((

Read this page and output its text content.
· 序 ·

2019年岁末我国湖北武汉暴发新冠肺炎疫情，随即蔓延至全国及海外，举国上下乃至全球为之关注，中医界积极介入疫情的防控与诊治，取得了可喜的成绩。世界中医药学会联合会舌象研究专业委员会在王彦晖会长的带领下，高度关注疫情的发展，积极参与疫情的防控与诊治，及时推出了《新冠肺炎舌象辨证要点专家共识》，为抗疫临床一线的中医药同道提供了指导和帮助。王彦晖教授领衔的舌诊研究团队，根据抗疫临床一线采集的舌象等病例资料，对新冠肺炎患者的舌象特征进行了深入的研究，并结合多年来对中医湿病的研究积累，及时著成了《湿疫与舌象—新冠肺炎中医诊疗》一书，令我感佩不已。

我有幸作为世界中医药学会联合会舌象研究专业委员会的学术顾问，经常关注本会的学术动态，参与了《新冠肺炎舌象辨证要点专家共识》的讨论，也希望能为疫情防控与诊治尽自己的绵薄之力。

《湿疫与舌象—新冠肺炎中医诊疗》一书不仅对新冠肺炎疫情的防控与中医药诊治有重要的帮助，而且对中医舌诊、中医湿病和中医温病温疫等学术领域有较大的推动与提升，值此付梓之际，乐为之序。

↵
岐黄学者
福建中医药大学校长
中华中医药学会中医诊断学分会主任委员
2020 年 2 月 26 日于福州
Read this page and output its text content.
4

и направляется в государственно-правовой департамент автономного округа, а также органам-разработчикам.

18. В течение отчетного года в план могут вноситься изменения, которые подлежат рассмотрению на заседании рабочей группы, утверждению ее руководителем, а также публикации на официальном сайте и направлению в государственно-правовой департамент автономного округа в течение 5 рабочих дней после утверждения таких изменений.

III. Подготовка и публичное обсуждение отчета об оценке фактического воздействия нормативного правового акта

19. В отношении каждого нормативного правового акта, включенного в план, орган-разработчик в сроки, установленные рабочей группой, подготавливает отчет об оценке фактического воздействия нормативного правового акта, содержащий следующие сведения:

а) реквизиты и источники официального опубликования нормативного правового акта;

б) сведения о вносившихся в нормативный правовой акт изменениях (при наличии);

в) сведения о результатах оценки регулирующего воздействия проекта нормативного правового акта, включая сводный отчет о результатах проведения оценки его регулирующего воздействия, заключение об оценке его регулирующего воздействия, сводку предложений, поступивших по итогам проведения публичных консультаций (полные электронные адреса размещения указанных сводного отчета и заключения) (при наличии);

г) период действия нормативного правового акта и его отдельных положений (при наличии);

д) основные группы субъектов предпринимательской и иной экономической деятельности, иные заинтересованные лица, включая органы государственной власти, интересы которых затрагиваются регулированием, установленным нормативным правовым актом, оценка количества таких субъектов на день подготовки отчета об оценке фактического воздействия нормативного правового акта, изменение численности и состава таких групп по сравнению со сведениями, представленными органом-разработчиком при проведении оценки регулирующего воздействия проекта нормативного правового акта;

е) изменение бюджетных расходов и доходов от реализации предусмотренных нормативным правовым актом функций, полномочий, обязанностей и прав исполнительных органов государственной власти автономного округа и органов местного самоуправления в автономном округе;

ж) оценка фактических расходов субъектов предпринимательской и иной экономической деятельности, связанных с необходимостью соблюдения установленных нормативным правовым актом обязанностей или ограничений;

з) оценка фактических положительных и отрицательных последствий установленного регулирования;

))

### The request
Return the material exactly as it stands.

### Final result
Read this page and output its text content.
· 序 ·

2019年岁末我国湖北武汉暴发新冠肺炎疫情，随即蔓延至全国及海外，举国上下乃至全球为之关注，中医界积极介入疫情的防控与诊治，取得了可喜的成绩。世界中医药学会联合会舌象研究专业委员会在王彦晖会长的带领下，高度关注疫情的发展，积极参与疫情的防控与诊治，及时推出了《新冠肺炎舌象辨证要点专家共识》，为抗疫临床一线的中医药同道提供了指导和帮助。王彦晖教授领衔的舌诊研究团队，根据抗疫临床一线采集的舌象等病例资料，对新冠肺炎患者的舌象特征进行了深入的研究，并结合多年来对中医湿病的研究积累，及时著成了《湿疫与舌象—新冠肺炎中医诊疗》一书，令我感佩不已。

我有幸作为世界中医药学会联合会舌象研究专业委员会的学术顾问，经常关注本会的学术动态，参与了《新冠肺炎舌象辨证要点专家共识》的讨论，也希望能为疫情防控与诊治尽自己的绵薄之力。

《湿疫与舌象—新冠肺炎中医诊疗》一书不仅对新冠肺炎疫情的防控与中医药诊治有重要的帮助，而且对中医舌诊、中医湿病和中医温病温疫等学术领域有较大的推动与提升，值此付梓之际，乐为之序。

↵
岐黄学者
福建中医药大学校长
中华中医药学会中医诊断学分会主任委员
2020 年 2 月 26 日于福州
Read this page and output its text content.
4

и направляется в государственно-правовой департамент автономного округа, а также органам-разработчикам.

18. В течение отчетного года в план могут вноситься изменения, которые подлежат рассмотрению на заседании рабочей группы, утверждению ее руководителем, а также публикации на официальном сайте и направлению в государственно-правовой департамент автономного округа в течение 5 рабочих дней после утверждения таких изменений.

III. Подготовка и публичное обсуждение отчета об оценке фактического воздействия нормативного правового акта

19. В отношении каждого нормативного правового акта, включенного в план, орган-разработчик в сроки, установленные рабочей группой, подготавливает отчет об оценке фактического воздействия нормативного правового акта, содержащий следующие сведения:

а) реквизиты и источники официального опубликования нормативного правового акта;

б) сведения о вносившихся в нормативный правовой акт изменениях (при наличии);

в) сведения о результатах оценки регулирующего воздействия проекта нормативного правового акта, включая сводный отчет о результатах проведения оценки его регулирующего воздействия, заключение об оценке его регулирующего воздействия, сводку предложений, поступивших по итогам проведения публичных консультаций (полные электронные адреса размещения указанных сводного отчета и заключения) (при наличии);

г) период действия нормативного правового акта и его отдельных положений (при наличии);

д) основные группы субъектов предпринимательской и иной экономической деятельности, иные заинтересованные лица, включая органы государственной власти, интересы которых затрагиваются регулированием, установленным нормативным правовым актом, оценка количества таких субъектов на день подготовки отчета об оценке фактического воздействия нормативного правового акта, изменение численности и состава таких групп по сравнению со сведениями, представленными органом-разработчиком при проведении оценки регулирующего воздействия проекта нормативного правового акта;

е) изменение бюджетных расходов и доходов от реализации предусмотренных нормативным правовым актом функций, полномочий, обязанностей и прав исполнительных органов государственной власти автономного округа и органов местного самоуправления в автономном округе;

ж) оценка фактических расходов субъектов предпринимательской и иной экономической деятельности, связанных с необходимостью соблюдения установленных нормативным правовым актом обязанностей или ограничений;

з) оценка фактических положительных и отрицательных последствий установленного регулирования;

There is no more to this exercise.